What is needed.
Each line that contains the word "support" counts once; give the total for the records below and nothing else.

::::

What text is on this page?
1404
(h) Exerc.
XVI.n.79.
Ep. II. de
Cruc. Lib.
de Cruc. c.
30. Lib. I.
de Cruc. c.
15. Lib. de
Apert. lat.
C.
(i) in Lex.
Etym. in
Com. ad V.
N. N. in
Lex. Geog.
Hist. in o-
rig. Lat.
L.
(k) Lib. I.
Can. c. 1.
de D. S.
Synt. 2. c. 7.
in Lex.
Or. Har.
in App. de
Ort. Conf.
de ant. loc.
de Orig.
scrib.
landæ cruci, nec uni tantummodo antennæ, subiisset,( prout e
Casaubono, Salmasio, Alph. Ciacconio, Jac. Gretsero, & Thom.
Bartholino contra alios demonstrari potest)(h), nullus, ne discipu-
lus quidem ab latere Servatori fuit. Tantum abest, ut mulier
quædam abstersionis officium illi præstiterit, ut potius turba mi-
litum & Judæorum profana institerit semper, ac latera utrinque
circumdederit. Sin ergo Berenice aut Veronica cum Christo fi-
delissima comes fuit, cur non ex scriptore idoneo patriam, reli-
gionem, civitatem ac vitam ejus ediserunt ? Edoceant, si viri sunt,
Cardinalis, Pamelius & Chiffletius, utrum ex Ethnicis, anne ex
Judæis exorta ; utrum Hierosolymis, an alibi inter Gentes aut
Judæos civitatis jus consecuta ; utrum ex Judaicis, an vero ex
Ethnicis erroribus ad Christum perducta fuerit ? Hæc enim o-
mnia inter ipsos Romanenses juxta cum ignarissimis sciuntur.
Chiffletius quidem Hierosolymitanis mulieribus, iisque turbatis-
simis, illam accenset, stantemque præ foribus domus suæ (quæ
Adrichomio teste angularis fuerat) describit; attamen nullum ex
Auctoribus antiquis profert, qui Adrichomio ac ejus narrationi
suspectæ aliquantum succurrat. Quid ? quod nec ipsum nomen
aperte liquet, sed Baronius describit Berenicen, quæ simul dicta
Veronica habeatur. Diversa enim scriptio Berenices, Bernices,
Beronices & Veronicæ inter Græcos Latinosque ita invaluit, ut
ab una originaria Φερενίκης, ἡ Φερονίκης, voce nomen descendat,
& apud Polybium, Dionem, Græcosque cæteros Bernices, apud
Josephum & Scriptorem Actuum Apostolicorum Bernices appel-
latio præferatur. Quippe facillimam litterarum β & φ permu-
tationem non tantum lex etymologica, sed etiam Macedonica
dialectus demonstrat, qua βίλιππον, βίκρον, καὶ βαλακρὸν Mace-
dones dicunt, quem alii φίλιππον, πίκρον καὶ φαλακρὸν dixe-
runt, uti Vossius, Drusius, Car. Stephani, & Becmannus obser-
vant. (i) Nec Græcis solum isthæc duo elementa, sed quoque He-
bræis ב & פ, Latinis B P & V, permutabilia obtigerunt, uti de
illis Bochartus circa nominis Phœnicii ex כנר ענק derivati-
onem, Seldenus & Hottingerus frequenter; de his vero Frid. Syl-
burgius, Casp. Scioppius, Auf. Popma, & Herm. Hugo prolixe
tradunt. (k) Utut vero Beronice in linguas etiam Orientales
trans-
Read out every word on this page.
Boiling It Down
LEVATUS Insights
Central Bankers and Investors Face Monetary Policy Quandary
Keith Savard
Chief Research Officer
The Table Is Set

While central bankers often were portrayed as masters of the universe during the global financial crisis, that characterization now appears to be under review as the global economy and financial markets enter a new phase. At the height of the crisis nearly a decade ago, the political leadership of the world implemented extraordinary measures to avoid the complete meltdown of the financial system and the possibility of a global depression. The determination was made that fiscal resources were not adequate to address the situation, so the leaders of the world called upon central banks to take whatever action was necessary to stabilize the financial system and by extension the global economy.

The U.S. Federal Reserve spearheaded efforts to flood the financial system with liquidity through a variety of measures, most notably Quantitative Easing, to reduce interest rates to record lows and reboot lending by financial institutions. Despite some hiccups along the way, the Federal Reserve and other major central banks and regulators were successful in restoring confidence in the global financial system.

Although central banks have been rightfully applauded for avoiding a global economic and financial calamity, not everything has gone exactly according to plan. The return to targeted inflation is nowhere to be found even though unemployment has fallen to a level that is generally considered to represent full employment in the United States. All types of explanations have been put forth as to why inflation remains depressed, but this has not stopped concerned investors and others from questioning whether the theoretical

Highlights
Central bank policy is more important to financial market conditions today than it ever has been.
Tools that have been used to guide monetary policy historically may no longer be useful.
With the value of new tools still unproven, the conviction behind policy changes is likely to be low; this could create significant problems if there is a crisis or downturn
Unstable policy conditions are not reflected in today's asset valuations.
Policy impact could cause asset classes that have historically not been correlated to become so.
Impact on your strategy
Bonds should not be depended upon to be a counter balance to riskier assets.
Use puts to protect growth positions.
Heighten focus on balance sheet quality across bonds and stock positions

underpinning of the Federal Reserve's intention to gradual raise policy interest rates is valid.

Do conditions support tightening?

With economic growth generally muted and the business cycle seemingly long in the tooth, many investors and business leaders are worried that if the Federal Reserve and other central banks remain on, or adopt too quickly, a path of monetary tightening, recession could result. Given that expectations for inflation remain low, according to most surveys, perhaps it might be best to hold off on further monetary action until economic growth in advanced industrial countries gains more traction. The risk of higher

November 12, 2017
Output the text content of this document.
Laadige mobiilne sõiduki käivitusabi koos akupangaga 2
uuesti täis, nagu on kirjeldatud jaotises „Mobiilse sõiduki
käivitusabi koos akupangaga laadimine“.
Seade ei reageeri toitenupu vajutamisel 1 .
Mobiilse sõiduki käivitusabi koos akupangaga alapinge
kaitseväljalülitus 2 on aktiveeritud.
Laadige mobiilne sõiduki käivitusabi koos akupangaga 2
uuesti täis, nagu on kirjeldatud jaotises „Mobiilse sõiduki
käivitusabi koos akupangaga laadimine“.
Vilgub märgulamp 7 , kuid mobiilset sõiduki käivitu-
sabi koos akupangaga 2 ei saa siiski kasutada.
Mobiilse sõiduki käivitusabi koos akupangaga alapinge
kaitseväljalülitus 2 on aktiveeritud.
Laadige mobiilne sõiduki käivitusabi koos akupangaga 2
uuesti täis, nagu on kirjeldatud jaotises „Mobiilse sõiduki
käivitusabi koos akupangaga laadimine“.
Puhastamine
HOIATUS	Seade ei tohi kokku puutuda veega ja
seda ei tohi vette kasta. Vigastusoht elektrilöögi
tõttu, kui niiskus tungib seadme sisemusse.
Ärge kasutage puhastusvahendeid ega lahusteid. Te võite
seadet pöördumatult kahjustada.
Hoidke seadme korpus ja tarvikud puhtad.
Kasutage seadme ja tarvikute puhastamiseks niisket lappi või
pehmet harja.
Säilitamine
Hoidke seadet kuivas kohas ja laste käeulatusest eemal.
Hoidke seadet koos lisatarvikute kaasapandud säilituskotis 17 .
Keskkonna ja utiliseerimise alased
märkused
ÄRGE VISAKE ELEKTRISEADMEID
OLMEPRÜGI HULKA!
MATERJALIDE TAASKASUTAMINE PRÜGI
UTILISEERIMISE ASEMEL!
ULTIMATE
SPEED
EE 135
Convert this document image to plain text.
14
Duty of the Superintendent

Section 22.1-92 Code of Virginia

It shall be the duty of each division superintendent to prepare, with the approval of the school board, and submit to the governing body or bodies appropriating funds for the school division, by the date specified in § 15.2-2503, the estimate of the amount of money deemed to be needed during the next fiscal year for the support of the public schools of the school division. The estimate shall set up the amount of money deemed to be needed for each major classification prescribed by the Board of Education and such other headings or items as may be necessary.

::::

Written response.
2